Short problem:
Return every entry exactly.
----- Data entries -----
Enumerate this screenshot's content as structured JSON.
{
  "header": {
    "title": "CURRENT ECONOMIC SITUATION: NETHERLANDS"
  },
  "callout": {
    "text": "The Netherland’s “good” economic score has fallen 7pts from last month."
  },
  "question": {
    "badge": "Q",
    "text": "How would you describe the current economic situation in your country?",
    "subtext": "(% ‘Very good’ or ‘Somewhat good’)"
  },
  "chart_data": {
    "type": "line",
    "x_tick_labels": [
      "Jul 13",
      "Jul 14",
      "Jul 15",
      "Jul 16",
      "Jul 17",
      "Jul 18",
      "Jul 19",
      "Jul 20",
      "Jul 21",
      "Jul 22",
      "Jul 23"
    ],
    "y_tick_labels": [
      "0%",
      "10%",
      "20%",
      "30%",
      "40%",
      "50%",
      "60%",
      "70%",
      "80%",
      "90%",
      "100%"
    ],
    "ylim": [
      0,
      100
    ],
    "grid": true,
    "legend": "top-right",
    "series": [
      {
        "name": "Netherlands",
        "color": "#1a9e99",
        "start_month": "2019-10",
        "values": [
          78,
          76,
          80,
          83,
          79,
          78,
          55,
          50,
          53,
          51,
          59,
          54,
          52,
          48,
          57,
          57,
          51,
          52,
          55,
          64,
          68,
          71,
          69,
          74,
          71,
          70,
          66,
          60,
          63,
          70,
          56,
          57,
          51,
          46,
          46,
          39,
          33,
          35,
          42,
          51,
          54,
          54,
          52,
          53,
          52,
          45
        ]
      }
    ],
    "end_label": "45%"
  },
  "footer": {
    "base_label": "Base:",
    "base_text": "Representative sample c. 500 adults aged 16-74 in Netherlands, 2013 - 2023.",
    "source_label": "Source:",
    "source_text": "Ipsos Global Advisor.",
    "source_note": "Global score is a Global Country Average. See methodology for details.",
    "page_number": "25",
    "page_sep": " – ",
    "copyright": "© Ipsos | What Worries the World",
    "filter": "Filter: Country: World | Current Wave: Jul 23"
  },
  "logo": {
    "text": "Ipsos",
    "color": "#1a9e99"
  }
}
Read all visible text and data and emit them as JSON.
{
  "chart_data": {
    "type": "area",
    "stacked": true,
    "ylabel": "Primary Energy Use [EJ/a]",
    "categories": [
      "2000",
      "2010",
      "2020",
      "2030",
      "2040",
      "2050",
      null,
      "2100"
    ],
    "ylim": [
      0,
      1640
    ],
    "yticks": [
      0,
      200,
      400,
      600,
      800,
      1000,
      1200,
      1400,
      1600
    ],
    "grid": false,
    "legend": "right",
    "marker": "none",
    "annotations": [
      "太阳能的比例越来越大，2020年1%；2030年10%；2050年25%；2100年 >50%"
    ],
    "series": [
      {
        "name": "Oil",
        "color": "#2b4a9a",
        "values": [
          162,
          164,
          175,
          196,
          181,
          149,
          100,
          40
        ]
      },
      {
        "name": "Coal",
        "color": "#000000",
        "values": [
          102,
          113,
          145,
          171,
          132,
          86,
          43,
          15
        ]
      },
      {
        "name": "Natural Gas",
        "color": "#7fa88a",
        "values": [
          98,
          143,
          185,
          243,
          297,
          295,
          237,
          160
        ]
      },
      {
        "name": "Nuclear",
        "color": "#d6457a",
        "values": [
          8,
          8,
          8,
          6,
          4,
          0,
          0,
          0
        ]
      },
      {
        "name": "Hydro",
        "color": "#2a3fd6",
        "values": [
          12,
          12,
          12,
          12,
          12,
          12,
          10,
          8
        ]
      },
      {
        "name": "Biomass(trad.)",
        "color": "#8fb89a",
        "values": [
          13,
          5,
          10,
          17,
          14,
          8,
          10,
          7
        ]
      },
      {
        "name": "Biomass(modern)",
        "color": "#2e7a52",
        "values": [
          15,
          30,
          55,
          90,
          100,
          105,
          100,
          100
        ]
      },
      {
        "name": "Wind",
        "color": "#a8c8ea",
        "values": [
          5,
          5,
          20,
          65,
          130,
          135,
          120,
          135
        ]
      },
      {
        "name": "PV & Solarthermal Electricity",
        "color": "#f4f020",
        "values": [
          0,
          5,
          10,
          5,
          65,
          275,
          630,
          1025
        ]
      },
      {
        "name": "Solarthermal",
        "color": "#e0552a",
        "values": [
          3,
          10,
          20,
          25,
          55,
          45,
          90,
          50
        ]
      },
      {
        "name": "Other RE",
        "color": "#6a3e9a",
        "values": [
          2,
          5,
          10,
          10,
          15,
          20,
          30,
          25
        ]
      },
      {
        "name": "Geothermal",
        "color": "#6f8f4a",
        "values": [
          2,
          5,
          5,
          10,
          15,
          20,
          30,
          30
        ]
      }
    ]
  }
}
-----
Completed exercise:
Enumerate this screenshot's content as structured JSON.
{
  "header": {
    "title": "CURRENT ECONOMIC SITUATION: NETHERLANDS"
  },
  "callout": {
    "text": "The Netherland’s “good” economic score has fallen 7pts from last month."
  },
  "question": {
    "badge": "Q",
    "text": "How would you describe the current economic situation in your country?",
    "subtext": "(% ‘Very good’ or ‘Somewhat good’)"
  },
  "chart_data": {
    "type": "line",
    "x_tick_labels": [
      "Jul 13",
      "Jul 14",
      "Jul 15",
      "Jul 16",
      "Jul 17",
      "Jul 18",
      "Jul 19",
      "Jul 20",
      "Jul 21",
      "Jul 22",
      "Jul 23"
    ],
    "y_tick_labels": [
      "0%",
      "10%",
      "20%",
      "30%",
      "40%",
      "50%",
      "60%",
      "70%",
      "80%",
      "90%",
      "100%"
    ],
    "ylim": [
      0,
      100
    ],
    "grid": true,
    "legend": "top-right",
    "series": [
      {
        "name": "Netherlands",
        "color": "#1a9e99",
        "start_month": "2019-10",
        "values": [
          78,
          76,
          80,
          83,
          79,
          78,
          55,
          50,
          53,
          51,
          59,
          54,
          52,
          48,
          57,
          57,
          51,
          52,
          55,
          64,
          68,
          71,
          69,
          74,
          71,
          70,
          66,
          60,
          63,
          70,
          56,
          57,
          51,
          46,
          46,
          39,
          33,
          35,
          42,
          51,
          54,
          54,
          52,
          53,
          52,
          45
        ]
      }
    ],
    "end_label": "45%"
  },
  "footer": {
    "base_label": "Base:",
    "base_text": "Representative sample c. 500 adults aged 16-74 in Netherlands, 2013 - 2023.",
    "source_label": "Source:",
    "source_text": "Ipsos Global Advisor.",
    "source_note": "Global score is a Global Country Average. See methodology for details.",
    "page_number": "25",
    "page_sep": " – ",
    "copyright": "© Ipsos | What Worries the World",
    "filter": "Filter: Country: World | Current Wave: Jul 23"
  },
  "logo": {
    "text": "Ipsos",
    "color": "#1a9e99"
  }
}
Read all visible text and data and emit them as JSON.
{
  "chart_data": {
    "type": "area",
    "stacked": true,
    "ylabel": "Primary Energy Use [EJ/a]",
    "categories": [
      "2000",
      "2010",
      "2020",
      "2030",
      "2040",
      "2050",
      null,
      "2100"
    ],
    "ylim": [
      0,
      1640
    ],
    "yticks": [
      0,
      200,
      400,
      600,
      800,
      1000,
      1200,
      1400,
      1600
    ],
    "grid": false,
    "legend": "right",
    "marker": "none",
    "annotations": [
      "太阳能的比例越来越大，2020年1%；2030年10%；2050年25%；2100年 >50%"
    ],
    "series": [
      {
        "name": "Oil",
        "color": "#2b4a9a",
        "values": [
          162,
          164,
          175,
          196,
          181,
          149,
          100,
          40
        ]
      },
      {
        "name": "Coal",
        "color": "#000000",
        "values": [
          102,
          113,
          145,
          171,
          132,
          86,
          43,
          15
        ]
      },
      {
        "name": "Natural Gas",
        "color": "#7fa88a",
        "values": [
          98,
          143,
          185,
          243,
          297,
          295,
          237,
          160
        ]
      },
      {
        "name": "Nuclear",
        "color": "#d6457a",
        "values": [
          8,
          8,
          8,
          6,
          4,
          0,
          0,
          0
        ]
      },
      {
        "name": "Hydro",
        "color": "#2a3fd6",
        "values": [
          12,
          12,
          12,
          12,
          12,
          12,
          10,
          8
        ]
      },
      {
        "name": "Biomass(trad.)",
        "color": "#8fb89a",
        "values": [
          13,
          5,
          10,
          17,
          14,
          8,
          10,
          7
        ]
      },
      {
        "name": "Biomass(modern)",
        "color": "#2e7a52",
        "values": [
          15,
          30,
          55,
          90,
          100,
          105,
          100,
          100
        ]
      },
      {
        "name": "Wind",
        "color": "#a8c8ea",
        "values": [
          5,
          5,
          20,
          65,
          130,
          135,
          120,
          135
        ]
      },
      {
        "name": "PV & Solarthermal Electricity",
        "color": "#f4f020",
        "values": [
          0,
          5,
          10,
          5,
          65,
          275,
          630,
          1025
        ]
      },
      {
        "name": "Solarthermal",
        "color": "#e0552a",
        "values": [
          3,
          10,
          20,
          25,
          55,
          45,
          90,
          50
        ]
      },
      {
        "name": "Other RE",
        "color": "#6a3e9a",
        "values": [
          2,
          5,
          10,
          10,
          15,
          20,
          30,
          25
        ]
      },
      {
        "name": "Geothermal",
        "color": "#6f8f4a",
        "values": [
          2,
          5,
          5,
          10,
          15,
          20,
          30,
          30
        ]
      }
    ]
  }
}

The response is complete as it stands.